**Stated exercise**
Write out the full set of records below exactly.

* Begin Source records *

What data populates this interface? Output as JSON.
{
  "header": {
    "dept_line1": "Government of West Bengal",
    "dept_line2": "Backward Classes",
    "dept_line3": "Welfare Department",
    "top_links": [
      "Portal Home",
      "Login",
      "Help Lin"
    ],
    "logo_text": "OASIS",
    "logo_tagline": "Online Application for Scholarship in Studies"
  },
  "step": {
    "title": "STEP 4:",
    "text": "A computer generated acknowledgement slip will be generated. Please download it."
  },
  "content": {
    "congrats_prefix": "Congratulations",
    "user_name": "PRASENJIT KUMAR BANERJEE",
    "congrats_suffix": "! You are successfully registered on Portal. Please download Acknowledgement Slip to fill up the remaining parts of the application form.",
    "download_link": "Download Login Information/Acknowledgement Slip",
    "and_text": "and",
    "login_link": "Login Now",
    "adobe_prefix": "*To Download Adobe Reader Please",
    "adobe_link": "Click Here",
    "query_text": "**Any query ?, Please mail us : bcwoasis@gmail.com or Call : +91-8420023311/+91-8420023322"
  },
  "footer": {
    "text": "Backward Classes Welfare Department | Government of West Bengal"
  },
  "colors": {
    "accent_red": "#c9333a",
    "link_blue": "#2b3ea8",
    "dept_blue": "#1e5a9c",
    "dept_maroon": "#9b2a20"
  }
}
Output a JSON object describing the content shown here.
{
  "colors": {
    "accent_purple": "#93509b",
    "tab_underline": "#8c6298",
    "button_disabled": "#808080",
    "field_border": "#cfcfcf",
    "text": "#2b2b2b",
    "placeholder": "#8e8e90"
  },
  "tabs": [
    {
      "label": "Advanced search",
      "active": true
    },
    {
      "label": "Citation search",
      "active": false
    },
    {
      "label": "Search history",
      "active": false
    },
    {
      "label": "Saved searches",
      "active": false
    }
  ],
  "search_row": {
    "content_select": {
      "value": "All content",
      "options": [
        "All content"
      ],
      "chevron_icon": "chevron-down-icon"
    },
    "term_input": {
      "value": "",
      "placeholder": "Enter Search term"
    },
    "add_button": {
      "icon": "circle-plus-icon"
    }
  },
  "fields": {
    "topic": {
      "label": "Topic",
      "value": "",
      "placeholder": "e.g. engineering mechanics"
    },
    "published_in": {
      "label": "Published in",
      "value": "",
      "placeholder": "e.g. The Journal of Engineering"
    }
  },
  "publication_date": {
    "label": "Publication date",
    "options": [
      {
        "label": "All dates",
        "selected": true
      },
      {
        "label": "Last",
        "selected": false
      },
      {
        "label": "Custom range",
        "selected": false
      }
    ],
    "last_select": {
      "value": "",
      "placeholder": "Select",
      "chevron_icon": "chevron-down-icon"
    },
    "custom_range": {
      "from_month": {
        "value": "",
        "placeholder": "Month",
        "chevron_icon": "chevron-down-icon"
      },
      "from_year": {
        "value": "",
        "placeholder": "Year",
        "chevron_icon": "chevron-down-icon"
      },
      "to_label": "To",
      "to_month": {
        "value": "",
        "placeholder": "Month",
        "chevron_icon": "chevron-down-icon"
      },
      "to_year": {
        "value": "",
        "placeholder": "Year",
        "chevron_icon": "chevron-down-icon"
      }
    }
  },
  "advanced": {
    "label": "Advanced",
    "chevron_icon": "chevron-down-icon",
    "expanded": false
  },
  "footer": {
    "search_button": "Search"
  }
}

* End Source records *

**Right answer**
What data populates this interface? Output as JSON.
{
  "header": {
    "dept_line1": "Government of West Bengal",
    "dept_line2": "Backward Classes",
    "dept_line3": "Welfare Department",
    "top_links": [
      "Portal Home",
      "Login",
      "Help Lin"
    ],
    "logo_text": "OASIS",
    "logo_tagline": "Online Application for Scholarship in Studies"
  },
  "step": {
    "title": "STEP 4:",
    "text": "A computer generated acknowledgement slip will be generated. Please download it."
  },
  "content": {
    "congrats_prefix": "Congratulations",
    "user_name": "PRASENJIT KUMAR BANERJEE",
    "congrats_suffix": "! You are successfully registered on Portal. Please download Acknowledgement Slip to fill up the remaining parts of the application form.",
    "download_link": "Download Login Information/Acknowledgement Slip",
    "and_text": "and",
    "login_link": "Login Now",
    "adobe_prefix": "*To Download Adobe Reader Please",
    "adobe_link": "Click Here",
    "query_text": "**Any query ?, Please mail us : bcwoasis@gmail.com or Call : +91-8420023311/+91-8420023322"
  },
  "footer": {
    "text": "Backward Classes Welfare Department | Government of West Bengal"
  },
  "colors": {
    "accent_red": "#c9333a",
    "link_blue": "#2b3ea8",
    "dept_blue": "#1e5a9c",
    "dept_maroon": "#9b2a20"
  }
}
Output a JSON object describing the content shown here.
{
  "colors": {
    "accent_purple": "#93509b",
    "tab_underline": "#8c6298",
    "button_disabled": "#808080",
    "field_border": "#cfcfcf",
    "text": "#2b2b2b",
    "placeholder": "#8e8e90"
  },
  "tabs": [
    {
      "label": "Advanced search",
      "active": true
    },
    {
      "label": "Citation search",
      "active": false
    },
    {
      "label": "Search history",
      "active": false
    },
    {
      "label": "Saved searches",
      "active": false
    }
  ],
  "search_row": {
    "content_select": {
      "value": "All content",
      "options": [
        "All content"
      ],
      "chevron_icon": "chevron-down-icon"
    },
    "term_input": {
      "value": "",
      "placeholder": "Enter Search term"
    },
    "add_button": {
      "icon": "circle-plus-icon"
    }
  },
  "fields": {
    "topic": {
      "label": "Topic",
      "value": "",
      "placeholder": "e.g. engineering mechanics"
    },
    "published_in": {
      "label": "Published in",
      "value": "",
      "placeholder": "e.g. The Journal of Engineering"
    }
  },
  "publication_date": {
    "label": "Publication date",
    "options": [
      {
        "label": "All dates",
        "selected": true
      },
      {
        "label": "Last",
        "selected": false
      },
      {
        "label": "Custom range",
        "selected": false
      }
    ],
    "last_select": {
      "value": "",
      "placeholder": "Select",
      "chevron_icon": "chevron-down-icon"
    },
    "custom_range": {
      "from_month": {
        "value": "",
        "placeholder": "Month",
        "chevron_icon": "chevron-down-icon"
      },
      "from_year": {
        "value": "",
        "placeholder": "Year",
        "chevron_icon": "chevron-down-icon"
      },
      "to_label": "To",
      "to_month": {
        "value": "",
        "placeholder": "Month",
        "chevron_icon": "chevron-down-icon"
      },
      "to_year": {
        "value": "",
        "placeholder": "Year",
        "chevron_icon": "chevron-down-icon"
      }
    }
  },
  "advanced": {
    "label": "Advanced",
    "chevron_icon": "chevron-down-icon",
    "expanded": false
  },
  "footer": {
    "search_button": "Search"
  }
}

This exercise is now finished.